[start MATERIAL TO PROCESS]

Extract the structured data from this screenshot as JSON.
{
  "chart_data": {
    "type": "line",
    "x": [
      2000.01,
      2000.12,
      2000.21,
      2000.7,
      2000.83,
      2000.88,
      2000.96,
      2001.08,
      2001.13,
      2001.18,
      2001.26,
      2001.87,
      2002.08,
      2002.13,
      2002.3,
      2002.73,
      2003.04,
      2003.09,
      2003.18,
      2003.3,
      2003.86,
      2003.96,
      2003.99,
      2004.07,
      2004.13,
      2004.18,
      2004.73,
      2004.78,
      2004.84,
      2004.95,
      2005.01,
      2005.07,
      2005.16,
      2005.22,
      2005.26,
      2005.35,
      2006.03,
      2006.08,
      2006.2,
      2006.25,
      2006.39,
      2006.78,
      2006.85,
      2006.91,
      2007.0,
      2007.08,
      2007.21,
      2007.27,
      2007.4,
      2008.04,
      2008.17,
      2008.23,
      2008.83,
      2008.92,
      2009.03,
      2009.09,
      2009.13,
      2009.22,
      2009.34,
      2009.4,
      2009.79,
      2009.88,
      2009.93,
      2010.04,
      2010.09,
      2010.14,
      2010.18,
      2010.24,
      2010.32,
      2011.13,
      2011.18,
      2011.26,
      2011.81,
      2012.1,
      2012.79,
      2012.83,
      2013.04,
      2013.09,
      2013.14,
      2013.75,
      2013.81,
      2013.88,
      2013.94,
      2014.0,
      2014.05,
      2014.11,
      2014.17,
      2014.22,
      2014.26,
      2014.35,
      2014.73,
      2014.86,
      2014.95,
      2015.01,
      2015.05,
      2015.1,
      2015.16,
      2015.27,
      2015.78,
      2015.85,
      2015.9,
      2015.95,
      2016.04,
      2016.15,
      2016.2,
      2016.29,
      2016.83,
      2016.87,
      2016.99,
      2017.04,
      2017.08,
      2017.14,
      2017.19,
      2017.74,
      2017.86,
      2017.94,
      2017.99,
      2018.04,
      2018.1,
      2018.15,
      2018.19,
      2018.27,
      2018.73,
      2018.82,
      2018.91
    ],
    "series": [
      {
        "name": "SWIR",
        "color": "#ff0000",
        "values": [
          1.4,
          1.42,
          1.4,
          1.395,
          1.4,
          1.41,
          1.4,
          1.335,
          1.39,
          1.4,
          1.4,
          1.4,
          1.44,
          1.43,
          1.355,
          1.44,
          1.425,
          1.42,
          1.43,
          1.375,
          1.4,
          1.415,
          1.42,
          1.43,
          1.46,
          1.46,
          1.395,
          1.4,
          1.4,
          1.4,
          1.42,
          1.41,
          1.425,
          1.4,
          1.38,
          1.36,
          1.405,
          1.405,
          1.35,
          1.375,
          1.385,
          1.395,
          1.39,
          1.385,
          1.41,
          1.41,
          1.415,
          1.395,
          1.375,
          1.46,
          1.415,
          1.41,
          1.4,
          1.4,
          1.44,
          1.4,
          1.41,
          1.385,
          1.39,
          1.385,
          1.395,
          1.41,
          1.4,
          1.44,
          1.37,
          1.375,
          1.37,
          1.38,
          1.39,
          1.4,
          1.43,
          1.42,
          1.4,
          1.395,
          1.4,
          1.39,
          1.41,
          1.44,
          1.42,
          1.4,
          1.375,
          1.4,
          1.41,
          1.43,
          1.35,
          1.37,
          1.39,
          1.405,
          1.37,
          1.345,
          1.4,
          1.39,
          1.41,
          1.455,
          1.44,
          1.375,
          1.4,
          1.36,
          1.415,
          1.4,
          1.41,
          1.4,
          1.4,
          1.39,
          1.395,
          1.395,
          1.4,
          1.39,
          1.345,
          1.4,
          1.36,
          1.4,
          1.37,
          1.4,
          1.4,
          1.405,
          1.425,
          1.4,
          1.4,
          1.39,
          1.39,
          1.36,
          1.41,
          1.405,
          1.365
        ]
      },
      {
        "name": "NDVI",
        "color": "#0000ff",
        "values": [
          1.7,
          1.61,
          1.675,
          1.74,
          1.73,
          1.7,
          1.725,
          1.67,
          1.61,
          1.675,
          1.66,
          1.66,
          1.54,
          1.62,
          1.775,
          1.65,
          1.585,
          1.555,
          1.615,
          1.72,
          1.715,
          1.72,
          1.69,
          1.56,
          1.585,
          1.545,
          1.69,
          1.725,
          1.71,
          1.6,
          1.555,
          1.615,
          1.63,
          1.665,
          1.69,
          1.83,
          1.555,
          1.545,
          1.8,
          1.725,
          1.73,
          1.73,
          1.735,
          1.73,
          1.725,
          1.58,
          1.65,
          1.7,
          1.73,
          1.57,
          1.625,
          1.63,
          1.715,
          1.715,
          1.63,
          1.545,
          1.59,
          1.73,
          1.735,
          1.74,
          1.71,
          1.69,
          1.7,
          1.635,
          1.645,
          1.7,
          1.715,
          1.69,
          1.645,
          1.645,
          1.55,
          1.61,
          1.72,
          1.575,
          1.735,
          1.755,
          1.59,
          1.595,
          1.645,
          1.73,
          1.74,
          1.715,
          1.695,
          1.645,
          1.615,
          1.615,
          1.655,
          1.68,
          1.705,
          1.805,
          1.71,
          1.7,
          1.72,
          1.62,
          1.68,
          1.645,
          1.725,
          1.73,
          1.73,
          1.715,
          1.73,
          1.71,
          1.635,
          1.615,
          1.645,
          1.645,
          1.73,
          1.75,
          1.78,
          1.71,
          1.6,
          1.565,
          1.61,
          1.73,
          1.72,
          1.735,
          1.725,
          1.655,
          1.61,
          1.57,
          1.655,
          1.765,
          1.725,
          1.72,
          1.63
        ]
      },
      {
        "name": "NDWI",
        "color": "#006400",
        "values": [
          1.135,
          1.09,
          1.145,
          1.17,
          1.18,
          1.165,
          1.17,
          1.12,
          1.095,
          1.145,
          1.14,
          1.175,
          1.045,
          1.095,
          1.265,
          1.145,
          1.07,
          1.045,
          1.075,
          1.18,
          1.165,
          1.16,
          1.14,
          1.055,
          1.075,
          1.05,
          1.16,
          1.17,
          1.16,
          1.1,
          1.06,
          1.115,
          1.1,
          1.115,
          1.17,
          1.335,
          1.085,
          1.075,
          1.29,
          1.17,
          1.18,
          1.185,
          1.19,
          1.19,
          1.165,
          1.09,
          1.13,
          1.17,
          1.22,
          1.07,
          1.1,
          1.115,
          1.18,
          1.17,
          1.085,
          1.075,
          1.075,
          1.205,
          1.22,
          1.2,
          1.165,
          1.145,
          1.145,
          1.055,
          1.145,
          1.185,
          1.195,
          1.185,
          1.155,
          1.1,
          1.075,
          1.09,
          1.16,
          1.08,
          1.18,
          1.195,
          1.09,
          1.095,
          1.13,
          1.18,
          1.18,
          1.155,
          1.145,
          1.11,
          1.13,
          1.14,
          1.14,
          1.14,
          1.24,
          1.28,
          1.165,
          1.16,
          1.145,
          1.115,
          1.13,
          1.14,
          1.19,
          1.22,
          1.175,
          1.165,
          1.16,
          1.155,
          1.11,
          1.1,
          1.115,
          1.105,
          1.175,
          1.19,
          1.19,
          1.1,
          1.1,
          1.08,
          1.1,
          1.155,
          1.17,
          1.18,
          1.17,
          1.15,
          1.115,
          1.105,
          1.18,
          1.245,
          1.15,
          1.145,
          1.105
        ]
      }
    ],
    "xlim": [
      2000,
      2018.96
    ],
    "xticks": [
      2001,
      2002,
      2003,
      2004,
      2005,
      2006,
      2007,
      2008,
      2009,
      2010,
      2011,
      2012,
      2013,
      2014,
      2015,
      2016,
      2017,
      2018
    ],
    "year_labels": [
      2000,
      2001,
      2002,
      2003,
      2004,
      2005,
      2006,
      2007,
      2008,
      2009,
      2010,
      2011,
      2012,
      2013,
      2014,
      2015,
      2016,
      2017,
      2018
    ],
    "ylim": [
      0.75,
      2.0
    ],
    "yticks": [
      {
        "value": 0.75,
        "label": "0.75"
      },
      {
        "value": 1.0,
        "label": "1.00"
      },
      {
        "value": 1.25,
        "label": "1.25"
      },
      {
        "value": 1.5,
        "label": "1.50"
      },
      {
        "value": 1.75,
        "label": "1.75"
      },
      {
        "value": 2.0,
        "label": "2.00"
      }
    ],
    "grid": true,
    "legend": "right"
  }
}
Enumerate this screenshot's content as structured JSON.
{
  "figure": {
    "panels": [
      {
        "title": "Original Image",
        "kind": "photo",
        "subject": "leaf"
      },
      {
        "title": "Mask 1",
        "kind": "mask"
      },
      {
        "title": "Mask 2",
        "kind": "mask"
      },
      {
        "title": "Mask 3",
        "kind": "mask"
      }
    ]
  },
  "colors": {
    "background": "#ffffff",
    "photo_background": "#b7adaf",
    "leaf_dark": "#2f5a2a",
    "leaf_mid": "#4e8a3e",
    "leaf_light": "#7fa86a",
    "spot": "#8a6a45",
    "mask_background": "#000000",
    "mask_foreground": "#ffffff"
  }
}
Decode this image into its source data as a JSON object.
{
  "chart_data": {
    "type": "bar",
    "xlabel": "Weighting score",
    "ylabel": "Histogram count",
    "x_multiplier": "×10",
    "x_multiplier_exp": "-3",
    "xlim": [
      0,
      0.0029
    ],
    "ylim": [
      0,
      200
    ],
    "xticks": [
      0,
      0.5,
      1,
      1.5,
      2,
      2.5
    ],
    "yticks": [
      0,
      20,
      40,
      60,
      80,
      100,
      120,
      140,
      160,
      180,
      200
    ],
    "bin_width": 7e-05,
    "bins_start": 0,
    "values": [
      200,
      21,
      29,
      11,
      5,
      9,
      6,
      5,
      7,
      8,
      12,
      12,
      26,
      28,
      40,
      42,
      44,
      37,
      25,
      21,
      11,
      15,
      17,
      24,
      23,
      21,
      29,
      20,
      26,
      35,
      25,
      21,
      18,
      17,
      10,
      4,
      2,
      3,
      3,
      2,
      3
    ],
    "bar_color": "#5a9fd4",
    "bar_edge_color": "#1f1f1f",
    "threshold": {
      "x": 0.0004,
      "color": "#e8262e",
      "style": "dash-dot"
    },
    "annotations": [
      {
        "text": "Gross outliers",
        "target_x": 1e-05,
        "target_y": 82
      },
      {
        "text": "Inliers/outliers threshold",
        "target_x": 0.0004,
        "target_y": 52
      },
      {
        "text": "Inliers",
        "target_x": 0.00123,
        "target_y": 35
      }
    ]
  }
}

[end MATERIAL TO PROCESS]

#### EXERCISE DIRECTIONS:
Using the material above, reproduce exactly the line that contains "Decode this image" and all lines after it through the last one, and only those.

#### ANSWER TO THE TASK:
Decode this image into its source data as a JSON object.
{
  "chart_data": {
    "type": "bar",
    "xlabel": "Weighting score",
    "ylabel": "Histogram count",
    "x_multiplier": "×10",
    "x_multiplier_exp": "-3",
    "xlim": [
      0,
      0.0029
    ],
    "ylim": [
      0,
      200
    ],
    "xticks": [
      0,
      0.5,
      1,
      1.5,
      2,
      2.5
    ],
    "yticks": [
      0,
      20,
      40,
      60,
      80,
      100,
      120,
      140,
      160,
      180,
      200
    ],
    "bin_width": 7e-05,
    "bins_start": 0,
    "values": [
      200,
      21,
      29,
      11,
      5,
      9,
      6,
      5,
      7,
      8,
      12,
      12,
      26,
      28,
      40,
      42,
      44,
      37,
      25,
      21,
      11,
      15,
      17,
      24,
      23,
      21,
      29,
      20,
      26,
      35,
      25,
      21,
      18,
      17,
      10,
      4,
      2,
      3,
      3,
      2,
      3
    ],
    "bar_color": "#5a9fd4",
    "bar_edge_color": "#1f1f1f",
    "threshold": {
      "x": 0.0004,
      "color": "#e8262e",
      "style": "dash-dot"
    },
    "annotations": [
      {
        "text": "Gross outliers",
        "target_x": 1e-05,
        "target_y": 82
      },
      {
        "text": "Inliers/outliers threshold",
        "target_x": 0.0004,
        "target_y": 52
      },
      {
        "text": "Inliers",
        "target_x": 0.00123,
        "target_y": 35
      }
    ]
  }
}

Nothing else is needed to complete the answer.